TASK MATERIAL >>
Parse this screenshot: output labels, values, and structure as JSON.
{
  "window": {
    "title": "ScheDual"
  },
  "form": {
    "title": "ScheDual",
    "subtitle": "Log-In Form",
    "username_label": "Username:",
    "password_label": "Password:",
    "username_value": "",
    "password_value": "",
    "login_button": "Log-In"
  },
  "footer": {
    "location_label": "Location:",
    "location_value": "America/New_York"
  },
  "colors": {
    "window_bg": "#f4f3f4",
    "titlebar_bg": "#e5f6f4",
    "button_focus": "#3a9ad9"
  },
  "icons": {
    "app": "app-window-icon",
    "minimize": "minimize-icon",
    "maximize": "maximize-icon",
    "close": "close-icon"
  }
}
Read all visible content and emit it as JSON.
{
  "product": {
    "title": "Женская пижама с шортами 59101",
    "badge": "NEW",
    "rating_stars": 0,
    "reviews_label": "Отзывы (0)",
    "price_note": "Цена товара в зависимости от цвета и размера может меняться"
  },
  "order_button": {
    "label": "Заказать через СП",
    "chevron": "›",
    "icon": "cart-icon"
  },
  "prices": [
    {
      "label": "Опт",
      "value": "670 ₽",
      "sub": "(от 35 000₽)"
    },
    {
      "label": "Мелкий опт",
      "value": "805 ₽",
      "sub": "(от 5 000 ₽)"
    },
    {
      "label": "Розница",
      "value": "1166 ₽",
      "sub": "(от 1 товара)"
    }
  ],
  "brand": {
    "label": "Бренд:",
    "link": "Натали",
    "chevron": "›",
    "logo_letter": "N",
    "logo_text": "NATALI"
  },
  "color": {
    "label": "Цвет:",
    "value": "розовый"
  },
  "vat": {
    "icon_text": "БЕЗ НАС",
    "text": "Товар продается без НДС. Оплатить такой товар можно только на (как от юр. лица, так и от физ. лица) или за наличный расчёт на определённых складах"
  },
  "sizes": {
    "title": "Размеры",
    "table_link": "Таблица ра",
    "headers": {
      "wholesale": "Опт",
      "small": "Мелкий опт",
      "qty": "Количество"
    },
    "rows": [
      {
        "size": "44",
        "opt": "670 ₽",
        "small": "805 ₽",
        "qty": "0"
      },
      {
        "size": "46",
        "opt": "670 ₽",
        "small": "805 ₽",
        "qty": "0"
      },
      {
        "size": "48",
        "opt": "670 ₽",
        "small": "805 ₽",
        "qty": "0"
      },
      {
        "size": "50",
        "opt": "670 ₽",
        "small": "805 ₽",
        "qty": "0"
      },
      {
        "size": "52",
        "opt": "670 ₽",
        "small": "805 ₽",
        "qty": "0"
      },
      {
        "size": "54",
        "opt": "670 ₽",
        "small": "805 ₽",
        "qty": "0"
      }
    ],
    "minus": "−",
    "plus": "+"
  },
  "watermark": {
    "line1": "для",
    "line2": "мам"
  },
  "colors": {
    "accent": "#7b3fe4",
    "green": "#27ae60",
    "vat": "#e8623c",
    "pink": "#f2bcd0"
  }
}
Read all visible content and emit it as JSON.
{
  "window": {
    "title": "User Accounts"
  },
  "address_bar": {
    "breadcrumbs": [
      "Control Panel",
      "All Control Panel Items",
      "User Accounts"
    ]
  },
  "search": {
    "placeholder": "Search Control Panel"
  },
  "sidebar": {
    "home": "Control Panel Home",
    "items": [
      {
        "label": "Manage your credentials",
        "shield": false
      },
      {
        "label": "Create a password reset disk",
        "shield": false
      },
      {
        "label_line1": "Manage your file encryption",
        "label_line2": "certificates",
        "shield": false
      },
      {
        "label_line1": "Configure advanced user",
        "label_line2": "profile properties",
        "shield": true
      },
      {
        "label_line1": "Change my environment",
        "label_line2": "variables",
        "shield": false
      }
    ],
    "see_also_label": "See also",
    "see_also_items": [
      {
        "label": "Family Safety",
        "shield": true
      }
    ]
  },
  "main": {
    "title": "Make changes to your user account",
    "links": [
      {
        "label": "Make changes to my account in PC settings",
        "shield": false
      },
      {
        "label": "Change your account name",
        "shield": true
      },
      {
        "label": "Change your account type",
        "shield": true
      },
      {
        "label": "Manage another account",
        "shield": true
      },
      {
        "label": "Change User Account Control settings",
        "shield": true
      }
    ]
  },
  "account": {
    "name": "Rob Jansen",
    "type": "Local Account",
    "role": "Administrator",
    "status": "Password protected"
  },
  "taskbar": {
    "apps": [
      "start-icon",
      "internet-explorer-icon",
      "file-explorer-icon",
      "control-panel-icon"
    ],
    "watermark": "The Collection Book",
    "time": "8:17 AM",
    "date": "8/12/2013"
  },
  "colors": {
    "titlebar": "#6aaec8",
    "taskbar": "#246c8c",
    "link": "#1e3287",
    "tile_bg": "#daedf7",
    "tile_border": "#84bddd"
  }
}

EXERCISE INSTRUCTIONS >> Take the data above and return it exactly.

ANSWER TO THE PROBLEM >>
Parse this screenshot: output labels, values, and structure as JSON.
{
  "window": {
    "title": "ScheDual"
  },
  "form": {
    "title": "ScheDual",
    "subtitle": "Log-In Form",
    "username_label": "Username:",
    "password_label": "Password:",
    "username_value": "",
    "password_value": "",
    "login_button": "Log-In"
  },
  "footer": {
    "location_label": "Location:",
    "location_value": "America/New_York"
  },
  "colors": {
    "window_bg": "#f4f3f4",
    "titlebar_bg": "#e5f6f4",
    "button_focus": "#3a9ad9"
  },
  "icons": {
    "app": "app-window-icon",
    "minimize": "minimize-icon",
    "maximize": "maximize-icon",
    "close": "close-icon"
  }
}
Read all visible content and emit it as JSON.
{
  "product": {
    "title": "Женская пижама с шортами 59101",
    "badge": "NEW",
    "rating_stars": 0,
    "reviews_label": "Отзывы (0)",
    "price_note": "Цена товара в зависимости от цвета и размера может меняться"
  },
  "order_button": {
    "label": "Заказать через СП",
    "chevron": "›",
    "icon": "cart-icon"
  },
  "prices": [
    {
      "label": "Опт",
      "value": "670 ₽",
      "sub": "(от 35 000₽)"
    },
    {
      "label": "Мелкий опт",
      "value": "805 ₽",
      "sub": "(от 5 000 ₽)"
    },
    {
      "label": "Розница",
      "value": "1166 ₽",
      "sub": "(от 1 товара)"
    }
  ],
  "brand": {
    "label": "Бренд:",
    "link": "Натали",
    "chevron": "›",
    "logo_letter": "N",
    "logo_text": "NATALI"
  },
  "color": {
    "label": "Цвет:",
    "value": "розовый"
  },
  "vat": {
    "icon_text": "БЕЗ НАС",
    "text": "Товар продается без НДС. Оплатить такой товар можно только на (как от юр. лица, так и от физ. лица) или за наличный расчёт на определённых складах"
  },
  "sizes": {
    "title": "Размеры",
    "table_link": "Таблица ра",
    "headers": {
      "wholesale": "Опт",
      "small": "Мелкий опт",
      "qty": "Количество"
    },
    "rows": [
      {
        "size": "44",
        "opt": "670 ₽",
        "small": "805 ₽",
        "qty": "0"
      },
      {
        "size": "46",
        "opt": "670 ₽",
        "small": "805 ₽",
        "qty": "0"
      },
      {
        "size": "48",
        "opt": "670 ₽",
        "small": "805 ₽",
        "qty": "0"
      },
      {
        "size": "50",
        "opt": "670 ₽",
        "small": "805 ₽",
        "qty": "0"
      },
      {
        "size": "52",
        "opt": "670 ₽",
        "small": "805 ₽",
        "qty": "0"
      },
      {
        "size": "54",
        "opt": "670 ₽",
        "small": "805 ₽",
        "qty": "0"
      }
    ],
    "minus": "−",
    "plus": "+"
  },
  "watermark": {
    "line1": "для",
    "line2": "мам"
  },
  "colors": {
    "accent": "#7b3fe4",
    "green": "#27ae60",
    "vat": "#e8623c",
    "pink": "#f2bcd0"
  }
}
Read all visible content and emit it as JSON.
{
  "window": {
    "title": "User Accounts"
  },
  "address_bar": {
    "breadcrumbs": [
      "Control Panel",
      "All Control Panel Items",
      "User Accounts"
    ]
  },
  "search": {
    "placeholder": "Search Control Panel"
  },
  "sidebar": {
    "home": "Control Panel Home",
    "items": [
      {
        "label": "Manage your credentials",
        "shield": false
      },
      {
        "label": "Create a password reset disk",
        "shield": false
      },
      {
        "label_line1": "Manage your file encryption",
        "label_line2": "certificates",
        "shield": false
      },
      {
        "label_line1": "Configure advanced user",
        "label_line2": "profile properties",
        "shield": true
      },
      {
        "label_line1": "Change my environment",
        "label_line2": "variables",
        "shield": false
      }
    ],
    "see_also_label": "See also",
    "see_also_items": [
      {
        "label": "Family Safety",
        "shield": true
      }
    ]
  },
  "main": {
    "title": "Make changes to your user account",
    "links": [
      {
        "label": "Make changes to my account in PC settings",
        "shield": false
      },
      {
        "label": "Change your account name",
        "shield": true
      },
      {
        "label": "Change your account type",
        "shield": true
      },
      {
        "label": "Manage another account",
        "shield": true
      },
      {
        "label": "Change User Account Control settings",
        "shield": true
      }
    ]
  },
  "account": {
    "name": "Rob Jansen",
    "type": "Local Account",
    "role": "Administrator",
    "status": "Password protected"
  },
  "taskbar": {
    "apps": [
      "start-icon",
      "internet-explorer-icon",
      "file-explorer-icon",
      "control-panel-icon"
    ],
    "watermark": "The Collection Book",
    "time": "8:17 AM",
    "date": "8/12/2013"
  },
  "colors": {
    "titlebar": "#6aaec8",
    "taskbar": "#246c8c",
    "link": "#1e3287",
    "tile_bg": "#daedf7",
    "tile_border": "#84bddd"
  }
}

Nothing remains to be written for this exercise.